SUPPLIED MATERIAL
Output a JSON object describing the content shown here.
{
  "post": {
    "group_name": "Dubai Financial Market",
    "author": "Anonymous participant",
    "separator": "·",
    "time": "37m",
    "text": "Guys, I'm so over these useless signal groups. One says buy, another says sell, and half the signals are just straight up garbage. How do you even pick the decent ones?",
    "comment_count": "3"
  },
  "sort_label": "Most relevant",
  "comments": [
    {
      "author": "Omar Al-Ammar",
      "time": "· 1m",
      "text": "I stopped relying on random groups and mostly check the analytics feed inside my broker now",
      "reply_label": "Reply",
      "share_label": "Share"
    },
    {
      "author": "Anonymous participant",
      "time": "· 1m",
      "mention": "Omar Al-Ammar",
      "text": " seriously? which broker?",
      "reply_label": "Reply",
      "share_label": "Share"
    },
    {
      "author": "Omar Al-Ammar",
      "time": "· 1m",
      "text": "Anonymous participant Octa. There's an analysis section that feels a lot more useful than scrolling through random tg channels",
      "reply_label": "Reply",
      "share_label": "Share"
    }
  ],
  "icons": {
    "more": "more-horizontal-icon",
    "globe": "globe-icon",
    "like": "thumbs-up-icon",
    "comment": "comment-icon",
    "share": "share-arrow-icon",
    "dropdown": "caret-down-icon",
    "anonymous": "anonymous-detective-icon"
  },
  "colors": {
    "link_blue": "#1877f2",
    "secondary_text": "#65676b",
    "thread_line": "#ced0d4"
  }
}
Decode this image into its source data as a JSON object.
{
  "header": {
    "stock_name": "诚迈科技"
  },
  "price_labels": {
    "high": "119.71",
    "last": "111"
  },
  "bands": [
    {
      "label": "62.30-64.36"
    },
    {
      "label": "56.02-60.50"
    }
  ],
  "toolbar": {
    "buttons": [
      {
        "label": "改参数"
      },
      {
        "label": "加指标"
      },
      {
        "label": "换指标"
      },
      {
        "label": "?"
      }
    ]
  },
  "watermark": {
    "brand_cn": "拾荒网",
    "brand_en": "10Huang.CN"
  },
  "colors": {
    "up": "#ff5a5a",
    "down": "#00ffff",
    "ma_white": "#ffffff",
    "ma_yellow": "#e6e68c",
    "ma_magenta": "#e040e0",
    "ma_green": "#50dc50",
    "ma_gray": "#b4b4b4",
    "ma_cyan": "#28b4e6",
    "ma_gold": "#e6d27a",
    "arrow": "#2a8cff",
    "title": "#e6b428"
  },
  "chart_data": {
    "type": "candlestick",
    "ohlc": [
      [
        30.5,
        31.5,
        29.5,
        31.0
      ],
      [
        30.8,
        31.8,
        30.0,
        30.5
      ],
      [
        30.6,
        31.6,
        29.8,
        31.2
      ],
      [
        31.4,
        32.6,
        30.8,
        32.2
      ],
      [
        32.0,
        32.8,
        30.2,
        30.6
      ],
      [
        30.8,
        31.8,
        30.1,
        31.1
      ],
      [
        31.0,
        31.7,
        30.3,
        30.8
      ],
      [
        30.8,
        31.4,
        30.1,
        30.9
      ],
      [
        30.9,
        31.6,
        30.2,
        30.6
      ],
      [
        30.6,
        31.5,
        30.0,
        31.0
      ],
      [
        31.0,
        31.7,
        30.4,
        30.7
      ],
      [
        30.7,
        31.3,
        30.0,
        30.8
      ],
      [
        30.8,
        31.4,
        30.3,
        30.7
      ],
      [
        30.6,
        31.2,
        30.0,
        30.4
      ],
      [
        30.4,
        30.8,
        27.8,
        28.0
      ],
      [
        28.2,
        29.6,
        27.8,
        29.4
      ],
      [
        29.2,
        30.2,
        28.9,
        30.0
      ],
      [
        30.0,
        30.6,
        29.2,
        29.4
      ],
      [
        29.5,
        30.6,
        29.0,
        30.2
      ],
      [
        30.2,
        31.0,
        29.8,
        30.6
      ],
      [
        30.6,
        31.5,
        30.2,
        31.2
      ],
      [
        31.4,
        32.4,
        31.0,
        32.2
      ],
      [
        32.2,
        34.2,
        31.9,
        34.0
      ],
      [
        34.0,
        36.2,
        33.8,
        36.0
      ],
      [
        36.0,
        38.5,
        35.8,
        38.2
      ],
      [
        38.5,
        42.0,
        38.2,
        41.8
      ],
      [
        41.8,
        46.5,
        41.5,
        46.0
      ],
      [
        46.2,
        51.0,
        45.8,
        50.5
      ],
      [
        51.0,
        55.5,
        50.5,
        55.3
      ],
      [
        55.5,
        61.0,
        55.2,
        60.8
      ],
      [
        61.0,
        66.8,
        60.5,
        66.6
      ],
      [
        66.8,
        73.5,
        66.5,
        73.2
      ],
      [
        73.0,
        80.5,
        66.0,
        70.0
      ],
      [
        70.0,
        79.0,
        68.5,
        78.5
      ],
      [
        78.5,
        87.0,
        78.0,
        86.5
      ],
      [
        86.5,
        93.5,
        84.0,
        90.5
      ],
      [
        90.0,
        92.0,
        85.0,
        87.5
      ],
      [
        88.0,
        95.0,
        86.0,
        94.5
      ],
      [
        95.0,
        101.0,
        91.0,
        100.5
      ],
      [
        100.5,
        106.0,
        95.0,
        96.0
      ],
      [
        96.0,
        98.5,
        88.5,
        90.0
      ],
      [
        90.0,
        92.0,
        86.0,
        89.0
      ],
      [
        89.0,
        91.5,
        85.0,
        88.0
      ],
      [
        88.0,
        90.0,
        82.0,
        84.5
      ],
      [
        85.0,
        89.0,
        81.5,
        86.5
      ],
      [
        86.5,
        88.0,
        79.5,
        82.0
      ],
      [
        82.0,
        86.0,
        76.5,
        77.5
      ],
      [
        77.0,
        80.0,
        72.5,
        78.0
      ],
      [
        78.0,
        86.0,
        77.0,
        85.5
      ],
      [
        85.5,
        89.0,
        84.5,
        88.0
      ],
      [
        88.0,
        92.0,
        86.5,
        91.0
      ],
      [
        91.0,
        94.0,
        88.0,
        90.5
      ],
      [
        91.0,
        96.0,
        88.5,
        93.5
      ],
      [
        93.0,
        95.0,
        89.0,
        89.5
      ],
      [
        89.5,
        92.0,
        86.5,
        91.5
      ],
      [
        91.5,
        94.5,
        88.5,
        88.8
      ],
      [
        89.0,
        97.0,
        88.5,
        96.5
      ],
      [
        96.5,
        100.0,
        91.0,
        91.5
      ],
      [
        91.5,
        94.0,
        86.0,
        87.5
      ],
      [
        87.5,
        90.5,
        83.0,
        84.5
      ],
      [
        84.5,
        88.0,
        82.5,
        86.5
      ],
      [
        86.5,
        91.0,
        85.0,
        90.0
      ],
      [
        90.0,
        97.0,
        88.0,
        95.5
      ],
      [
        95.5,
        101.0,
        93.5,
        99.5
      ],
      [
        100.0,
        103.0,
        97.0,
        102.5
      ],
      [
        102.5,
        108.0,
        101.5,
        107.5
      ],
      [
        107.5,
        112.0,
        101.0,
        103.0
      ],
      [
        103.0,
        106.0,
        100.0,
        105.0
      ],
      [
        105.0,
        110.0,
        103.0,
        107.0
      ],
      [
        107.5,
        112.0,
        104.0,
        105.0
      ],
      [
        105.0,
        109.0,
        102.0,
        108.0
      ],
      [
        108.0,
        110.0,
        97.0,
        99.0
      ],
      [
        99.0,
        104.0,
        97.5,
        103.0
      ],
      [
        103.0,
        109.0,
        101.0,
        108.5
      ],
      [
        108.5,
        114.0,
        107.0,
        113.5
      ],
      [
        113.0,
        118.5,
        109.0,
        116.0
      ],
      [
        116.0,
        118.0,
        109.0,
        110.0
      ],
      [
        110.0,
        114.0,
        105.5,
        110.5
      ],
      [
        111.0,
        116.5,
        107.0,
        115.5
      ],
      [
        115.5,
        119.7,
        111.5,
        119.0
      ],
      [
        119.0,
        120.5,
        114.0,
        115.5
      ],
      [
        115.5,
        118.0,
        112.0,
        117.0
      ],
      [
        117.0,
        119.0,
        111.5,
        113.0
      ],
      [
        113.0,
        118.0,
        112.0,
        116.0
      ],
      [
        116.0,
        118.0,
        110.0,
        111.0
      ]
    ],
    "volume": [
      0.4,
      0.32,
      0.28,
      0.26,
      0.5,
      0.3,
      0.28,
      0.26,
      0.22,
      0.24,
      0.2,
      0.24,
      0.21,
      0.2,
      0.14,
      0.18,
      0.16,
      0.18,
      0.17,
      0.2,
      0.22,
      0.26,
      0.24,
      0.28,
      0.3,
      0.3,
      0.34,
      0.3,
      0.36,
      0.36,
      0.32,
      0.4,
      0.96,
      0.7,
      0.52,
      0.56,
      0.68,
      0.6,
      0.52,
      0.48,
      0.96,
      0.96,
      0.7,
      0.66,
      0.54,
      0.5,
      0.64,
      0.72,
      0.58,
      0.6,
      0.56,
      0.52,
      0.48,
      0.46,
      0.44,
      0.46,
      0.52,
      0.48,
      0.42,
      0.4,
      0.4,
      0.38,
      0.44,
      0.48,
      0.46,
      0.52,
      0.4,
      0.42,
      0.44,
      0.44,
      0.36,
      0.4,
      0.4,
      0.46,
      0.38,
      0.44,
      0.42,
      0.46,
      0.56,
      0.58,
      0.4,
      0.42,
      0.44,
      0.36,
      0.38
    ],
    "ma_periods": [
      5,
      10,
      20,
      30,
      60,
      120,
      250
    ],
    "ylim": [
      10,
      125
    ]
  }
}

GIVEN REQUEST
Looking at the data above, show all lines where the word "participant" occurs.

TASK OUTPUT
    "author": "Anonymous participant",
      "author": "Anonymous participant",
      "text": "Anonymous participant Octa. There's an analysis section that feels a lot more useful than scrolling through random tg channels",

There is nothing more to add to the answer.